_PROBLEM DESCRIPTION_. How many lines in the entries below contain the string "labels", with case counting? Give only the number.

_RECORDS FOR PROCESSING_.
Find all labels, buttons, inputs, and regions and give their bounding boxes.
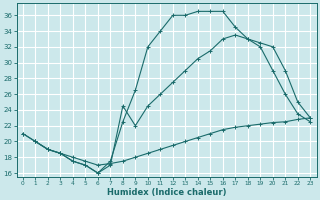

...

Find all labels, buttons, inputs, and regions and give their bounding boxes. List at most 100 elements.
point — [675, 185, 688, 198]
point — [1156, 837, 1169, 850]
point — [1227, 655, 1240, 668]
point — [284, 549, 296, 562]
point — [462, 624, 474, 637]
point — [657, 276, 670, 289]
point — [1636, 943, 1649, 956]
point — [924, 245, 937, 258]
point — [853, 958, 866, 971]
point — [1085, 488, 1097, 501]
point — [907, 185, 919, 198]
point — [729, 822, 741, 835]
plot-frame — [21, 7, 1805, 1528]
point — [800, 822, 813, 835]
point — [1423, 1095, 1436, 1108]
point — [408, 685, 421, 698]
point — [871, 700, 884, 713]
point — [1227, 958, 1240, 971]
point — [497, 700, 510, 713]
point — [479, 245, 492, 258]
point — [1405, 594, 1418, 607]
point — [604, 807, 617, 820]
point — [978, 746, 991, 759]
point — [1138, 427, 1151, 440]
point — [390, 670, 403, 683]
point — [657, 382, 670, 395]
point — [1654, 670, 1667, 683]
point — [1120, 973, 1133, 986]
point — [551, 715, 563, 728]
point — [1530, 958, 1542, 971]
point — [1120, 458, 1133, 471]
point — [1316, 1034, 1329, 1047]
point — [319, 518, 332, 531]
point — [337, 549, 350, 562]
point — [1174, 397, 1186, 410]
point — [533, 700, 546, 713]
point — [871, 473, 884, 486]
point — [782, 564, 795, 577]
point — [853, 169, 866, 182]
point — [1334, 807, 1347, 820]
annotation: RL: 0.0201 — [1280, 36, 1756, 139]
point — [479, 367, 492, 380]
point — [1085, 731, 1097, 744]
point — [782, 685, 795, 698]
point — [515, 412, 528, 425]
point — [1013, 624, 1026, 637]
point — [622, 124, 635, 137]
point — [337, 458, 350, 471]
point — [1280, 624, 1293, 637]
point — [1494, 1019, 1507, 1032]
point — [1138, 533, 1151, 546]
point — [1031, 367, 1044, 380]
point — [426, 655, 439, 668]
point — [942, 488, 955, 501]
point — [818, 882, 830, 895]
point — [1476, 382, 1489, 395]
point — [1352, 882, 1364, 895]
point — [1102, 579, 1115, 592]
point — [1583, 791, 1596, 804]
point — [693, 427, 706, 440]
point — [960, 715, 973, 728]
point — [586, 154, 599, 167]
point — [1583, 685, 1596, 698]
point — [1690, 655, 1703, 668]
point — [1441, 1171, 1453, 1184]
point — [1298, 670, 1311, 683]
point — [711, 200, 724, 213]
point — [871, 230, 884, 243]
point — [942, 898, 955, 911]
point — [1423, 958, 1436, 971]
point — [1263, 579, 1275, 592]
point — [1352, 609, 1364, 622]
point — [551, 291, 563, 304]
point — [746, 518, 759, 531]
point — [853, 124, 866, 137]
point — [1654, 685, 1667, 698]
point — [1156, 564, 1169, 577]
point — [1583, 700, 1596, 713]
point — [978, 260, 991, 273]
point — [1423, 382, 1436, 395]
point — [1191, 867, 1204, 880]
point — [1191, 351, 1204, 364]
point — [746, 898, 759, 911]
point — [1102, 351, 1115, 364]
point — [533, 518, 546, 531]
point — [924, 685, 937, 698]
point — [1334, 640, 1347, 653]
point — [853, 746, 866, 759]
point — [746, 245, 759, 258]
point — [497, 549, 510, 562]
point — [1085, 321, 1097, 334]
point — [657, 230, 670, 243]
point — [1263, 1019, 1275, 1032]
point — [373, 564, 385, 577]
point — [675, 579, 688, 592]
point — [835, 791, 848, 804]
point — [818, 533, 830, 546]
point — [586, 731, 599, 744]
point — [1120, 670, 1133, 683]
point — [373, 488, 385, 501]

==

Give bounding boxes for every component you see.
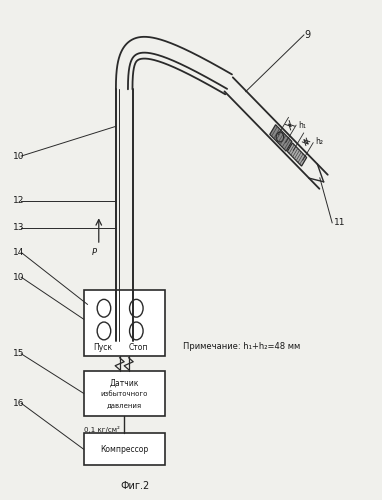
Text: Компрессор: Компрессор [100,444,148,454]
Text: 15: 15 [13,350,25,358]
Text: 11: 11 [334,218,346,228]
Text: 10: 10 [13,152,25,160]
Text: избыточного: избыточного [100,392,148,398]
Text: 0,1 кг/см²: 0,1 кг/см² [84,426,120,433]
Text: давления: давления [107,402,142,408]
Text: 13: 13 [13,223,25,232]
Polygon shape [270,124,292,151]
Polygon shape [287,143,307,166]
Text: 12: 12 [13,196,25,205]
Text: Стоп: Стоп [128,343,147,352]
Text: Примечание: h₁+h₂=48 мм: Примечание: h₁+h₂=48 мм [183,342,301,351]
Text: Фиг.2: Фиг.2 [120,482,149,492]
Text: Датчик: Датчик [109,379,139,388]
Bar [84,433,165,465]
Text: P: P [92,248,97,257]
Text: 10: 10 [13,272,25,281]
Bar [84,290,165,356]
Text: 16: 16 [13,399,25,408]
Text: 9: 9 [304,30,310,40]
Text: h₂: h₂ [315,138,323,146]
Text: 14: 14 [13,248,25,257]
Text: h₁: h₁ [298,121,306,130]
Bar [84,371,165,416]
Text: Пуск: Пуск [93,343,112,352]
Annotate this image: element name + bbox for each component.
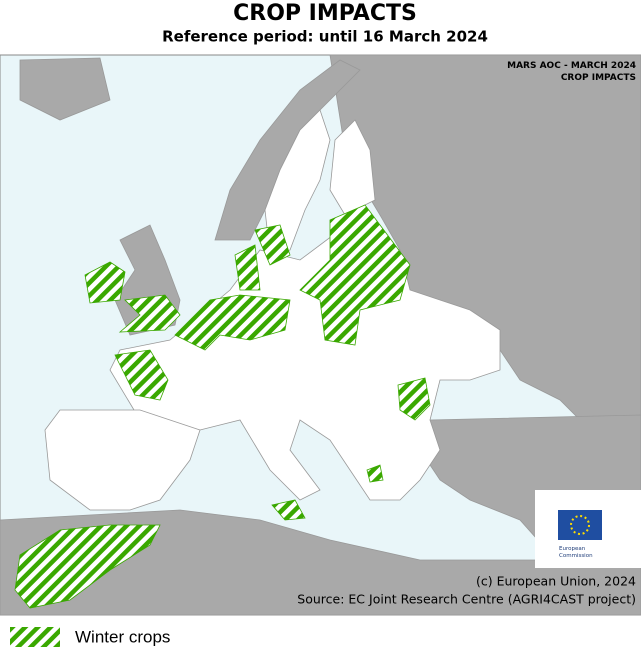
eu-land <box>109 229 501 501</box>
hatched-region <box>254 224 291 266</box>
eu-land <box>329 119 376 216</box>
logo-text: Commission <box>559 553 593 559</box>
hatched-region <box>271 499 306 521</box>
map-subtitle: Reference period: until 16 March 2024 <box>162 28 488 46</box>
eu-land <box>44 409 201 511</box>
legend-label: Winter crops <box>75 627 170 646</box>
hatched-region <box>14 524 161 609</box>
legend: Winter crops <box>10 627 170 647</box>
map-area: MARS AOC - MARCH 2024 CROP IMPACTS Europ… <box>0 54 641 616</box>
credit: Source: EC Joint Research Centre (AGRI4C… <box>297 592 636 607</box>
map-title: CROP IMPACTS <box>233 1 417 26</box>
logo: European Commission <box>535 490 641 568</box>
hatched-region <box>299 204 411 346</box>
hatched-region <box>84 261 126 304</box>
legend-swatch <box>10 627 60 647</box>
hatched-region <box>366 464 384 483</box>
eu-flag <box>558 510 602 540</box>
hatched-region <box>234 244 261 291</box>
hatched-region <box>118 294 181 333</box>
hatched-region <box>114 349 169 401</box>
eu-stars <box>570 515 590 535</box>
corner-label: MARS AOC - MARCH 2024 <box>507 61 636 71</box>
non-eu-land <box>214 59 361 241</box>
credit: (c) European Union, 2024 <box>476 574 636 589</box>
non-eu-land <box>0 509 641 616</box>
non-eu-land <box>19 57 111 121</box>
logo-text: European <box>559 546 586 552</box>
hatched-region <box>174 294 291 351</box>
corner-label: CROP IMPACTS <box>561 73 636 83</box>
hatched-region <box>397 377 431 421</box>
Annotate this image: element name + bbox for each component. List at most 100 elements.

_WRITTEN SOLUTION_. 2